Study text –
“Threatening Ocean Life from the Inside Out” by Sarah J. Hardt and Carl Safina discusses the detrimental effect ocean acidification has on sea-life and how the rise in acidity is hurting the oceanic food chain and habitats. Ocean acidification can be defined as too much carbon dioxide in the atmosphere reacting with ocean water and is forming carbonic acid.
This uptake is caused by the CO2 output by humans. The effects of ocean acidification affect the abilities of calcium carbonate dependent sea-life. More simply, ocean acidification is harming corals and animals are having a hard time building skeletons and shells. It is not just the structure of the organism that is being harmed but also the bodily functions like growth and reproduction.

(Page layout parsing lines)
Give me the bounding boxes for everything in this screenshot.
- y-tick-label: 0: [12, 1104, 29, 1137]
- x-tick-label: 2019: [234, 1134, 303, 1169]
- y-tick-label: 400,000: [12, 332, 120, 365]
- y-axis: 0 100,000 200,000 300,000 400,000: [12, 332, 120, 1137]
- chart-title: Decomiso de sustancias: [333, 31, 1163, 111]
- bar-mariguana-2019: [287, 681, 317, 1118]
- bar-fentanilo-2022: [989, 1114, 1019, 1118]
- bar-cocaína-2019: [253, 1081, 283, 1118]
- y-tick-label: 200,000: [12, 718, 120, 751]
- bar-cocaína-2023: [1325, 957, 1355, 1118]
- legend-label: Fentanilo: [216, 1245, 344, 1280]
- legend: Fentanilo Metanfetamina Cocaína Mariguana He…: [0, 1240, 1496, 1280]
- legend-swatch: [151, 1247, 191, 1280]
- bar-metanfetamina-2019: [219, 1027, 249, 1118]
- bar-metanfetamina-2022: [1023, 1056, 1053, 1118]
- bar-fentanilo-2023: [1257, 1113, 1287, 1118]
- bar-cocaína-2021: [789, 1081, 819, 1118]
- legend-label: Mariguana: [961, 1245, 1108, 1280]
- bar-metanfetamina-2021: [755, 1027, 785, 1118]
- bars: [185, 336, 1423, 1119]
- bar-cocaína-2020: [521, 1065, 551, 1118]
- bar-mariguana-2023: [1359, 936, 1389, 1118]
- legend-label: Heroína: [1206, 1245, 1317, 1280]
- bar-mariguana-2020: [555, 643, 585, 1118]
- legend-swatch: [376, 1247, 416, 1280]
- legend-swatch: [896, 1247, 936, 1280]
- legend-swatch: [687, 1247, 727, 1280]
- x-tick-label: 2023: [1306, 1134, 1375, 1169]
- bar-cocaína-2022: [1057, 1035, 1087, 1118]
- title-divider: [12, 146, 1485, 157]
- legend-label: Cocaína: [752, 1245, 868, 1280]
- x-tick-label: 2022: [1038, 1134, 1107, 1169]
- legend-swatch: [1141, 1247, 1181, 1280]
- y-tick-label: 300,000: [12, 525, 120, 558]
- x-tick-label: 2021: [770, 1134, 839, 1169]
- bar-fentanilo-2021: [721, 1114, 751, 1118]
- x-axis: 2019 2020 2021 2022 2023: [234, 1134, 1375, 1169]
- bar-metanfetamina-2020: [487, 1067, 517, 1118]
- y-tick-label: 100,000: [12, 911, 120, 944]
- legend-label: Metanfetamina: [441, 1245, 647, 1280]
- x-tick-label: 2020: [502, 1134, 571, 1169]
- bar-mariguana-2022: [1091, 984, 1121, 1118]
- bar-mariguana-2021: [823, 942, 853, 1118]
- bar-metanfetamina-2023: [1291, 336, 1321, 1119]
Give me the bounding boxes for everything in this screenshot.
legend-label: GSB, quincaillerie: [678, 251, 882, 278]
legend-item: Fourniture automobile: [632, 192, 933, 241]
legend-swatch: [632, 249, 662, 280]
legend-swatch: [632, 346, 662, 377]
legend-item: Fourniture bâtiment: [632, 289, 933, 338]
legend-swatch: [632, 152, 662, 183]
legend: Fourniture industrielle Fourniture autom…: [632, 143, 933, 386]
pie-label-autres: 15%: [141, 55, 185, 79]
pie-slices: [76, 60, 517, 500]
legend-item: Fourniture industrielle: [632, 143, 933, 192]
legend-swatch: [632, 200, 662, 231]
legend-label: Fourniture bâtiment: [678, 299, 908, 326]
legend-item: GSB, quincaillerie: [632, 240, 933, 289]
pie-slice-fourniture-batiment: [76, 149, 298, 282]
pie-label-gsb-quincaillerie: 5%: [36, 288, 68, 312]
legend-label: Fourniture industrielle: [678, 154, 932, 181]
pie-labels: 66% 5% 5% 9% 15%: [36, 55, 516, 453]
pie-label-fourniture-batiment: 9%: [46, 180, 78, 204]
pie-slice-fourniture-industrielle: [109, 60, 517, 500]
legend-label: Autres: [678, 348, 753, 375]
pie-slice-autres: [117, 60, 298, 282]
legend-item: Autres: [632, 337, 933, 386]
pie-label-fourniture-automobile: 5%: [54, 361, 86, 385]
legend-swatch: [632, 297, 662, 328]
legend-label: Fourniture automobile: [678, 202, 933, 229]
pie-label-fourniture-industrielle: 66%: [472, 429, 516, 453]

Task brief – Could you pick up the ocean acidification summary after its last sentence and carry it on?

Answer space –
You can see that this is harmful to populations of sea-life, without reproduction some species may fail to exist. The ocean is soaking up our harmful emissions, “the atmospheric CO2 concentration is almost 390 parts per million, but it would be even higher if the oceans didn’t soak up 30 million tons of gas every day. The world’s seas have absorbed roughly one-third of all CO2 released by humans”(68) and are paying the price. An example of how terribly wrong this can be was approximately 250 million years ago when volcanos erupted and doubled the atmospheric CO2. Many species started to die off and now are extinct. The article refers to the ocean as a layered cake, each layer having its own temperature and salinity.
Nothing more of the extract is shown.